Start Provided material
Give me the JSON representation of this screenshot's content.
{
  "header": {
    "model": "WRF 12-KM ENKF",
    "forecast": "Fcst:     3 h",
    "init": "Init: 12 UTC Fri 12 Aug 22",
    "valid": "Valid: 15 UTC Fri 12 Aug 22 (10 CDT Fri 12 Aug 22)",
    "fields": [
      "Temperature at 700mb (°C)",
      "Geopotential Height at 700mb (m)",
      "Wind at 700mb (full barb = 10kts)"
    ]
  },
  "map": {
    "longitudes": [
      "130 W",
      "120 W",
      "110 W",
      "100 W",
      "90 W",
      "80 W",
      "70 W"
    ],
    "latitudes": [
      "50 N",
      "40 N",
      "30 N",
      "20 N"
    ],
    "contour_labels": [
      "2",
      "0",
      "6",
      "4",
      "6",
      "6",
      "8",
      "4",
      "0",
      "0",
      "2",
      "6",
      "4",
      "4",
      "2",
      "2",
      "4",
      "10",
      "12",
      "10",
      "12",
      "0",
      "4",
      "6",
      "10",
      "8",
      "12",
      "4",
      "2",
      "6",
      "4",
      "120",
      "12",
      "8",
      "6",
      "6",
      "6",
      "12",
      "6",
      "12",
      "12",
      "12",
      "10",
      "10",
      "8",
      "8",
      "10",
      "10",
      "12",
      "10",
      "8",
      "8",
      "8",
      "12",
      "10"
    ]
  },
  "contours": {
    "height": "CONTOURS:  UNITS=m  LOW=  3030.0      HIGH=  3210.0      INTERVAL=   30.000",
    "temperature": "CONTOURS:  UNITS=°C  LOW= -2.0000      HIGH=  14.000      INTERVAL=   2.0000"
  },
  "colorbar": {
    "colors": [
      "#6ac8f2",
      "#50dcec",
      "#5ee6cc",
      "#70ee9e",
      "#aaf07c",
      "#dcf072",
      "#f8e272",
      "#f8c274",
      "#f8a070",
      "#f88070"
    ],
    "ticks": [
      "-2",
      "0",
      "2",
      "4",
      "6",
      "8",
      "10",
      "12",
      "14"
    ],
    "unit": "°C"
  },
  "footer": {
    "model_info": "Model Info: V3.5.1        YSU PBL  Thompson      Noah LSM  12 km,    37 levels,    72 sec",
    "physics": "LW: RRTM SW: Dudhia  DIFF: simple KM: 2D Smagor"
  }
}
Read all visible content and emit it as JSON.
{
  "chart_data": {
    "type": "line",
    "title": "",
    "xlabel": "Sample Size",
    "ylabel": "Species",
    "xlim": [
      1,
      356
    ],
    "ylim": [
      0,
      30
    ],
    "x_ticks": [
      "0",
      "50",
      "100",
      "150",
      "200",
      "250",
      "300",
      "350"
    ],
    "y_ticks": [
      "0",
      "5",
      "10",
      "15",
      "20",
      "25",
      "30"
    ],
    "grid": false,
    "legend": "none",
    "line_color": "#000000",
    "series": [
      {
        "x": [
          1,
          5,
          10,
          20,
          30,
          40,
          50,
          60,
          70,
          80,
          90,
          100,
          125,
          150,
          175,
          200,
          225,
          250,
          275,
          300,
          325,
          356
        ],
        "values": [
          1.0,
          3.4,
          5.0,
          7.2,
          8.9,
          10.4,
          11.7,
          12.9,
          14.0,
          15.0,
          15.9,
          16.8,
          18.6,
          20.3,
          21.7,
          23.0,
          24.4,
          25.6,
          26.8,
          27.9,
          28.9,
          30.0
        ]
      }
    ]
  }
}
End Provided material
• Aim:
Above are some records; extract every one of them exactly.

• Answer to this task:
Give me the JSON representation of this screenshot's content.
{
  "header": {
    "model": "WRF 12-KM ENKF",
    "forecast": "Fcst:     3 h",
    "init": "Init: 12 UTC Fri 12 Aug 22",
    "valid": "Valid: 15 UTC Fri 12 Aug 22 (10 CDT Fri 12 Aug 22)",
    "fields": [
      "Temperature at 700mb (°C)",
      "Geopotential Height at 700mb (m)",
      "Wind at 700mb (full barb = 10kts)"
    ]
  },
  "map": {
    "longitudes": [
      "130 W",
      "120 W",
      "110 W",
      "100 W",
      "90 W",
      "80 W",
      "70 W"
    ],
    "latitudes": [
      "50 N",
      "40 N",
      "30 N",
      "20 N"
    ],
    "contour_labels": [
      "2",
      "0",
      "6",
      "4",
      "6",
      "6",
      "8",
      "4",
      "0",
      "0",
      "2",
      "6",
      "4",
      "4",
      "2",
      "2",
      "4",
      "10",
      "12",
      "10",
      "12",
      "0",
      "4",
      "6",
      "10",
      "8",
      "12",
      "4",
      "2",
      "6",
      "4",
      "120",
      "12",
      "8",
      "6",
      "6",
      "6",
      "12",
      "6",
      "12",
      "12",
      "12",
      "10",
      "10",
      "8",
      "8",
      "10",
      "10",
      "12",
      "10",
      "8",
      "8",
      "8",
      "12",
      "10"
    ]
  },
  "contours": {
    "height": "CONTOURS:  UNITS=m  LOW=  3030.0      HIGH=  3210.0      INTERVAL=   30.000",
    "temperature": "CONTOURS:  UNITS=°C  LOW= -2.0000      HIGH=  14.000      INTERVAL=   2.0000"
  },
  "colorbar": {
    "colors": [
      "#6ac8f2",
      "#50dcec",
      "#5ee6cc",
      "#70ee9e",
      "#aaf07c",
      "#dcf072",
      "#f8e272",
      "#f8c274",
      "#f8a070",
      "#f88070"
    ],
    "ticks": [
      "-2",
      "0",
      "2",
      "4",
      "6",
      "8",
      "10",
      "12",
      "14"
    ],
    "unit": "°C"
  },
  "footer": {
    "model_info": "Model Info: V3.5.1        YSU PBL  Thompson      Noah LSM  12 km,    37 levels,    72 sec",
    "physics": "LW: RRTM SW: Dudhia  DIFF: simple KM: 2D Smagor"
  }
}
Read all visible content and emit it as JSON.
{
  "chart_data": {
    "type": "line",
    "title": "",
    "xlabel": "Sample Size",
    "ylabel": "Species",
    "xlim": [
      1,
      356
    ],
    "ylim": [
      0,
      30
    ],
    "x_ticks": [
      "0",
      "50",
      "100",
      "150",
      "200",
      "250",
      "300",
      "350"
    ],
    "y_ticks": [
      "0",
      "5",
      "10",
      "15",
      "20",
      "25",
      "30"
    ],
    "grid": false,
    "legend": "none",
    "line_color": "#000000",
    "series": [
      {
        "x": [
          1,
          5,
          10,
          20,
          30,
          40,
          50,
          60,
          70,
          80,
          90,
          100,
          125,
          150,
          175,
          200,
          225,
          250,
          275,
          300,
          325,
          356
        ],
        "values": [
          1.0,
          3.4,
          5.0,
          7.2,
          8.9,
          10.4,
          11.7,
          12.9,
          14.0,
          15.0,
          15.9,
          16.8,
          18.6,
          20.3,
          21.7,
          23.0,
          24.4,
          25.6,
          26.8,
          27.9,
          28.9,
          30.0
        ]
      }
    ]
  }
}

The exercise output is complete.